Collected data:
• • • • • • •

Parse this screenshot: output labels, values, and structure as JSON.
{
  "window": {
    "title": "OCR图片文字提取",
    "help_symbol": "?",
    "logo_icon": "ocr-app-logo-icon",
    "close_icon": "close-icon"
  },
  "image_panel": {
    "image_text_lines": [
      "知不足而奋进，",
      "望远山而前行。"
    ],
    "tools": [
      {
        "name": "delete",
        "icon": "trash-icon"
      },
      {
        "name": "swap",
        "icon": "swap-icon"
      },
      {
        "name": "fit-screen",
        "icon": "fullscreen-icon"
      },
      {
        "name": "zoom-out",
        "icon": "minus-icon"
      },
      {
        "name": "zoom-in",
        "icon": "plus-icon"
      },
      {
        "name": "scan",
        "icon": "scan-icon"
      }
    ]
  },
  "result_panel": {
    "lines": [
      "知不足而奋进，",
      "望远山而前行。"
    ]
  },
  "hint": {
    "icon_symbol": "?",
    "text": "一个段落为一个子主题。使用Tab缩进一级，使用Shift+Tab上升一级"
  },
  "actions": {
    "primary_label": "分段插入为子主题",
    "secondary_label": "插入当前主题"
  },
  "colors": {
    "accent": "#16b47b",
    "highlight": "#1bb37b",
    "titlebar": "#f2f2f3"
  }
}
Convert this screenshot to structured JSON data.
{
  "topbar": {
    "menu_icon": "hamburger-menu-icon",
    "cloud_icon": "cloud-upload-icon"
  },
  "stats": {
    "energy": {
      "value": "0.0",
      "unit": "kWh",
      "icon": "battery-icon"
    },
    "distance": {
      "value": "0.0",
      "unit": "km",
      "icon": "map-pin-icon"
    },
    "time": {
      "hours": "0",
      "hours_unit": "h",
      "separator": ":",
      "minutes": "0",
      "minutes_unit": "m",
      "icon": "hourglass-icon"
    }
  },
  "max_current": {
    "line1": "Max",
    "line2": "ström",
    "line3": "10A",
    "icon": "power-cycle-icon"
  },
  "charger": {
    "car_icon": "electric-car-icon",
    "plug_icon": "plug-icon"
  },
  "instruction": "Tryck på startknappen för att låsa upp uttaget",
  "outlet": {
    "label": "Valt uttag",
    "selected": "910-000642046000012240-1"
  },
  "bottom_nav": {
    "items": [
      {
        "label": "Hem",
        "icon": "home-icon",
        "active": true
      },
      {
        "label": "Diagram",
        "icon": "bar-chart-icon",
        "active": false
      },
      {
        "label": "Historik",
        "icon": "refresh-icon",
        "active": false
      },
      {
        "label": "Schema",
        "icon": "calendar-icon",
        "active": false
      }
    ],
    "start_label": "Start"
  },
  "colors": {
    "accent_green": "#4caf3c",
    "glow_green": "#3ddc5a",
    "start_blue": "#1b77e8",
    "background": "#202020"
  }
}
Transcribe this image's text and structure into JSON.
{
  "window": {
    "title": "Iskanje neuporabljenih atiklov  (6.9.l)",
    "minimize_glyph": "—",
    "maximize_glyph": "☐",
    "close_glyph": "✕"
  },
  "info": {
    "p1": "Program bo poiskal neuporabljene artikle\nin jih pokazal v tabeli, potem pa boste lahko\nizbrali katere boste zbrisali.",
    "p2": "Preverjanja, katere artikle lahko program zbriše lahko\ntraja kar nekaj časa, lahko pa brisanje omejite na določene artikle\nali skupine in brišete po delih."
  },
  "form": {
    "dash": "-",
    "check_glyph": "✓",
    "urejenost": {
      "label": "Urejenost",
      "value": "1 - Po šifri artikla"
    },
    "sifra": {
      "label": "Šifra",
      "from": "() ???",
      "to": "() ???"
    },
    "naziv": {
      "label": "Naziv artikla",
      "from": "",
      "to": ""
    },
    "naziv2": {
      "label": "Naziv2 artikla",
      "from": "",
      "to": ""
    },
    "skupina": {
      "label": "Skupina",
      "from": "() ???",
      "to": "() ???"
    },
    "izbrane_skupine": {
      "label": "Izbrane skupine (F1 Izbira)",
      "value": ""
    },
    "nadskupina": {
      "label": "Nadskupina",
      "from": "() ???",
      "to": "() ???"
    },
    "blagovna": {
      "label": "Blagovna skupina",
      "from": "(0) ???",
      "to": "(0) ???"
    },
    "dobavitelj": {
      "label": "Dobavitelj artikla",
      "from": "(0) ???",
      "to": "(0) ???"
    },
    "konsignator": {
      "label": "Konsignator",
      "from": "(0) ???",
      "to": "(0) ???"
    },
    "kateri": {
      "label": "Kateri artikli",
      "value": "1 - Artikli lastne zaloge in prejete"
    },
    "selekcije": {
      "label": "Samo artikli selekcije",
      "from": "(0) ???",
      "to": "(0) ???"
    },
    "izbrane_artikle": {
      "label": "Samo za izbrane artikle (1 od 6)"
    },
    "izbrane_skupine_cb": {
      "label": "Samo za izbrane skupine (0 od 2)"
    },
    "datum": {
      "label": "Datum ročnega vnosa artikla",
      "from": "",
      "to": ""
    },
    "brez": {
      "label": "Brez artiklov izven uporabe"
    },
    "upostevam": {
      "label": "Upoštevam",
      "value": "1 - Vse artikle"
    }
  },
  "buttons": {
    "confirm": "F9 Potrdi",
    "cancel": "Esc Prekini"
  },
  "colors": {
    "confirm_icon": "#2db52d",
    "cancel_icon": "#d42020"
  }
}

• • • • • • •

PROBLEM TO SOLVE: Give the listing above again, word for word.

WORKED SOLUTION:
Parse this screenshot: output labels, values, and structure as JSON.
{
  "window": {
    "title": "OCR图片文字提取",
    "help_symbol": "?",
    "logo_icon": "ocr-app-logo-icon",
    "close_icon": "close-icon"
  },
  "image_panel": {
    "image_text_lines": [
      "知不足而奋进，",
      "望远山而前行。"
    ],
    "tools": [
      {
        "name": "delete",
        "icon": "trash-icon"
      },
      {
        "name": "swap",
        "icon": "swap-icon"
      },
      {
        "name": "fit-screen",
        "icon": "fullscreen-icon"
      },
      {
        "name": "zoom-out",
        "icon": "minus-icon"
      },
      {
        "name": "zoom-in",
        "icon": "plus-icon"
      },
      {
        "name": "scan",
        "icon": "scan-icon"
      }
    ]
  },
  "result_panel": {
    "lines": [
      "知不足而奋进，",
      "望远山而前行。"
    ]
  },
  "hint": {
    "icon_symbol": "?",
    "text": "一个段落为一个子主题。使用Tab缩进一级，使用Shift+Tab上升一级"
  },
  "actions": {
    "primary_label": "分段插入为子主题",
    "secondary_label": "插入当前主题"
  },
  "colors": {
    "accent": "#16b47b",
    "highlight": "#1bb37b",
    "titlebar": "#f2f2f3"
  }
}
Convert this screenshot to structured JSON data.
{
  "topbar": {
    "menu_icon": "hamburger-menu-icon",
    "cloud_icon": "cloud-upload-icon"
  },
  "stats": {
    "energy": {
      "value": "0.0",
      "unit": "kWh",
      "icon": "battery-icon"
    },
    "distance": {
      "value": "0.0",
      "unit": "km",
      "icon": "map-pin-icon"
    },
    "time": {
      "hours": "0",
      "hours_unit": "h",
      "separator": ":",
      "minutes": "0",
      "minutes_unit": "m",
      "icon": "hourglass-icon"
    }
  },
  "max_current": {
    "line1": "Max",
    "line2": "ström",
    "line3": "10A",
    "icon": "power-cycle-icon"
  },
  "charger": {
    "car_icon": "electric-car-icon",
    "plug_icon": "plug-icon"
  },
  "instruction": "Tryck på startknappen för att låsa upp uttaget",
  "outlet": {
    "label": "Valt uttag",
    "selected": "910-000642046000012240-1"
  },
  "bottom_nav": {
    "items": [
      {
        "label": "Hem",
        "icon": "home-icon",
        "active": true
      },
      {
        "label": "Diagram",
        "icon": "bar-chart-icon",
        "active": false
      },
      {
        "label": "Historik",
        "icon": "refresh-icon",
        "active": false
      },
      {
        "label": "Schema",
        "icon": "calendar-icon",
        "active": false
      }
    ],
    "start_label": "Start"
  },
  "colors": {
    "accent_green": "#4caf3c",
    "glow_green": "#3ddc5a",
    "start_blue": "#1b77e8",
    "background": "#202020"
  }
}
Transcribe this image's text and structure into JSON.
{
  "window": {
    "title": "Iskanje neuporabljenih atiklov  (6.9.l)",
    "minimize_glyph": "—",
    "maximize_glyph": "☐",
    "close_glyph": "✕"
  },
  "info": {
    "p1": "Program bo poiskal neuporabljene artikle\nin jih pokazal v tabeli, potem pa boste lahko\nizbrali katere boste zbrisali.",
    "p2": "Preverjanja, katere artikle lahko program zbriše lahko\ntraja kar nekaj časa, lahko pa brisanje omejite na določene artikle\nali skupine in brišete po delih."
  },
  "form": {
    "dash": "-",
    "check_glyph": "✓",
    "urejenost": {
      "label": "Urejenost",
      "value": "1 - Po šifri artikla"
    },
    "sifra": {
      "label": "Šifra",
      "from": "() ???",
      "to": "() ???"
    },
    "naziv": {
      "label": "Naziv artikla",
      "from": "",
      "to": ""
    },
    "naziv2": {
      "label": "Naziv2 artikla",
      "from": "",
      "to": ""
    },
    "skupina": {
      "label": "Skupina",
      "from": "() ???",
      "to": "() ???"
    },
    "izbrane_skupine": {
      "label": "Izbrane skupine (F1 Izbira)",
      "value": ""
    },
    "nadskupina": {
      "label": "Nadskupina",
      "from": "() ???",
      "to": "() ???"
    },
    "blagovna": {
      "label": "Blagovna skupina",
      "from": "(0) ???",
      "to": "(0) ???"
    },
    "dobavitelj": {
      "label": "Dobavitelj artikla",
      "from": "(0) ???",
      "to": "(0) ???"
    },
    "konsignator": {
      "label": "Konsignator",
      "from": "(0) ???",
      "to": "(0) ???"
    },
    "kateri": {
      "label": "Kateri artikli",
      "value": "1 - Artikli lastne zaloge in prejete"
    },
    "selekcije": {
      "label": "Samo artikli selekcije",
      "from": "(0) ???",
      "to": "(0) ???"
    },
    "izbrane_artikle": {
      "label": "Samo za izbrane artikle (1 od 6)"
    },
    "izbrane_skupine_cb": {
      "label": "Samo za izbrane skupine (0 od 2)"
    },
    "datum": {
      "label": "Datum ročnega vnosa artikla",
      "from": "",
      "to": ""
    },
    "brez": {
      "label": "Brez artiklov izven uporabe"
    },
    "upostevam": {
      "label": "Upoštevam",
      "value": "1 - Vse artikle"
    }
  },
  "buttons": {
    "confirm": "F9 Potrdi",
    "cancel": "Esc Prekini"
  },
  "colors": {
    "confirm_icon": "#2db52d",
    "cancel_icon": "#d42020"
  }
}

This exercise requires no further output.